→ MATERIALS PROVIDED
=====
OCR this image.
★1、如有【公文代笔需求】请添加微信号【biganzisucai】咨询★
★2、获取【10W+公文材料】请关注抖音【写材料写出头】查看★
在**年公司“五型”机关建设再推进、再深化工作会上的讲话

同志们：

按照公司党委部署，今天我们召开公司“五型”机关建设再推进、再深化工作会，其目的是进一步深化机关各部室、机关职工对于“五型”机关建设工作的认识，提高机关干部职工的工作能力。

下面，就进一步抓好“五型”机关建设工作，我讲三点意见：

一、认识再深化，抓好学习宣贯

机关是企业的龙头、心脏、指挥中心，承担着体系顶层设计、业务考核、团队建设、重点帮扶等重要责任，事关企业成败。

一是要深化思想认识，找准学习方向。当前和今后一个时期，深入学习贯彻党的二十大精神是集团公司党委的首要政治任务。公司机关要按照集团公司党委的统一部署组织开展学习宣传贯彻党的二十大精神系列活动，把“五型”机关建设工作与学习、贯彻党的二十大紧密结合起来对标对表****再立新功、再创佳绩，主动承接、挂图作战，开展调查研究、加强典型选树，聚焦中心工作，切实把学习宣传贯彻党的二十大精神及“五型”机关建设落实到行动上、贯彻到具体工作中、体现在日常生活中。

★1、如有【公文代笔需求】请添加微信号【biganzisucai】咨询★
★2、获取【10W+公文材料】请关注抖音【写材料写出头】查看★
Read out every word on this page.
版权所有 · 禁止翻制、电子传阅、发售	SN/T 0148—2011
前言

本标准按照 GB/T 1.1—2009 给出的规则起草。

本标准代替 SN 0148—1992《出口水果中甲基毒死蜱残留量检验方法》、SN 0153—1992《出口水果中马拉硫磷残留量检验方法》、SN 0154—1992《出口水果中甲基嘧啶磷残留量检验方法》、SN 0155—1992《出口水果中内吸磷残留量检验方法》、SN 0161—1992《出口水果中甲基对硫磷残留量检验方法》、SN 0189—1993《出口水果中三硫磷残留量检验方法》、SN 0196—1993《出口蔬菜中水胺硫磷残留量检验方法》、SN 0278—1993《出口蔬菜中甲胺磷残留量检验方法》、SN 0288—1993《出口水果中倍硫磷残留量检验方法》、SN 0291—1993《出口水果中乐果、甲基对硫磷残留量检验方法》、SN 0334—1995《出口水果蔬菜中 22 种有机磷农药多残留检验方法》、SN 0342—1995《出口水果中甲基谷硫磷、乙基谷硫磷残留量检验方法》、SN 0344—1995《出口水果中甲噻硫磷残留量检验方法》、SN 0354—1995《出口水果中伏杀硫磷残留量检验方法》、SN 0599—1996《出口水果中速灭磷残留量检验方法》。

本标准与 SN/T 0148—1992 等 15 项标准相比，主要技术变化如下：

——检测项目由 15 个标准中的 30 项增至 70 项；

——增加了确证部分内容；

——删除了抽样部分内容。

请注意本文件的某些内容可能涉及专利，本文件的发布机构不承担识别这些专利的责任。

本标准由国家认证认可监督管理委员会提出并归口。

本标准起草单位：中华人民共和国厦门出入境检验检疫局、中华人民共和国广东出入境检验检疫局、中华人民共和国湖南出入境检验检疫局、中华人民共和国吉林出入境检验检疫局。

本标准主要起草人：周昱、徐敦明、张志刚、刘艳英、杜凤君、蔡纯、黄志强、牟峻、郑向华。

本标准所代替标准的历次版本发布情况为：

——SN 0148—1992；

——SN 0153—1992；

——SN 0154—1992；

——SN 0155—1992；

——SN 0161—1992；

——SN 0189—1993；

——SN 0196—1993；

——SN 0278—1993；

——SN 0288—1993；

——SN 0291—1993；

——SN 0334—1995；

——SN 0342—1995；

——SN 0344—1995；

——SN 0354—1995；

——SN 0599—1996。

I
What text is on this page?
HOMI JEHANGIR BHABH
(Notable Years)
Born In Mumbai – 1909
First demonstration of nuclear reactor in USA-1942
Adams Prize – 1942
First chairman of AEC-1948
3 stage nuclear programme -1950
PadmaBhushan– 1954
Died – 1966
=====
→ GIVEN TASK
Give the records above again, word for word.

→ SOLUTION
OCR this image.
★1、如有【公文代笔需求】请添加微信号【biganzisucai】咨询★
★2、获取【10W+公文材料】请关注抖音【写材料写出头】查看★
在**年公司“五型”机关建设再推进、再深化工作会上的讲话

同志们：

按照公司党委部署，今天我们召开公司“五型”机关建设再推进、再深化工作会，其目的是进一步深化机关各部室、机关职工对于“五型”机关建设工作的认识，提高机关干部职工的工作能力。

下面，就进一步抓好“五型”机关建设工作，我讲三点意见：

一、认识再深化，抓好学习宣贯

机关是企业的龙头、心脏、指挥中心，承担着体系顶层设计、业务考核、团队建设、重点帮扶等重要责任，事关企业成败。

一是要深化思想认识，找准学习方向。当前和今后一个时期，深入学习贯彻党的二十大精神是集团公司党委的首要政治任务。公司机关要按照集团公司党委的统一部署组织开展学习宣传贯彻党的二十大精神系列活动，把“五型”机关建设工作与学习、贯彻党的二十大紧密结合起来对标对表****再立新功、再创佳绩，主动承接、挂图作战，开展调查研究、加强典型选树，聚焦中心工作，切实把学习宣传贯彻党的二十大精神及“五型”机关建设落实到行动上、贯彻到具体工作中、体现在日常生活中。

★1、如有【公文代笔需求】请添加微信号【biganzisucai】咨询★
★2、获取【10W+公文材料】请关注抖音【写材料写出头】查看★
Read out every word on this page.
版权所有 · 禁止翻制、电子传阅、发售	SN/T 0148—2011
前言

本标准按照 GB/T 1.1—2009 给出的规则起草。

本标准代替 SN 0148—1992《出口水果中甲基毒死蜱残留量检验方法》、SN 0153—1992《出口水果中马拉硫磷残留量检验方法》、SN 0154—1992《出口水果中甲基嘧啶磷残留量检验方法》、SN 0155—1992《出口水果中内吸磷残留量检验方法》、SN 0161—1992《出口水果中甲基对硫磷残留量检验方法》、SN 0189—1993《出口水果中三硫磷残留量检验方法》、SN 0196—1993《出口蔬菜中水胺硫磷残留量检验方法》、SN 0278—1993《出口蔬菜中甲胺磷残留量检验方法》、SN 0288—1993《出口水果中倍硫磷残留量检验方法》、SN 0291—1993《出口水果中乐果、甲基对硫磷残留量检验方法》、SN 0334—1995《出口水果蔬菜中 22 种有机磷农药多残留检验方法》、SN 0342—1995《出口水果中甲基谷硫磷、乙基谷硫磷残留量检验方法》、SN 0344—1995《出口水果中甲噻硫磷残留量检验方法》、SN 0354—1995《出口水果中伏杀硫磷残留量检验方法》、SN 0599—1996《出口水果中速灭磷残留量检验方法》。

本标准与 SN/T 0148—1992 等 15 项标准相比，主要技术变化如下：

——检测项目由 15 个标准中的 30 项增至 70 项；

——增加了确证部分内容；

——删除了抽样部分内容。

请注意本文件的某些内容可能涉及专利，本文件的发布机构不承担识别这些专利的责任。

本标准由国家认证认可监督管理委员会提出并归口。

本标准起草单位：中华人民共和国厦门出入境检验检疫局、中华人民共和国广东出入境检验检疫局、中华人民共和国湖南出入境检验检疫局、中华人民共和国吉林出入境检验检疫局。

本标准主要起草人：周昱、徐敦明、张志刚、刘艳英、杜凤君、蔡纯、黄志强、牟峻、郑向华。

本标准所代替标准的历次版本发布情况为：

——SN 0148—1992；

——SN 0153—1992；

——SN 0154—1992；

——SN 0155—1992；

——SN 0161—1992；

——SN 0189—1993；

——SN 0196—1993；

——SN 0278—1993；

——SN 0288—1993；

——SN 0291—1993；

——SN 0334—1995；

——SN 0342—1995；

——SN 0344—1995；

——SN 0354—1995；

——SN 0599—1996。

I
What text is on this page?
HOMI JEHANGIR BHABH
(Notable Years)
Born In Mumbai – 1909
First demonstration of nuclear reactor in USA-1942
Adams Prize – 1942
First chairman of AEC-1948
3 stage nuclear programme -1950
PadmaBhushan– 1954
Died – 1966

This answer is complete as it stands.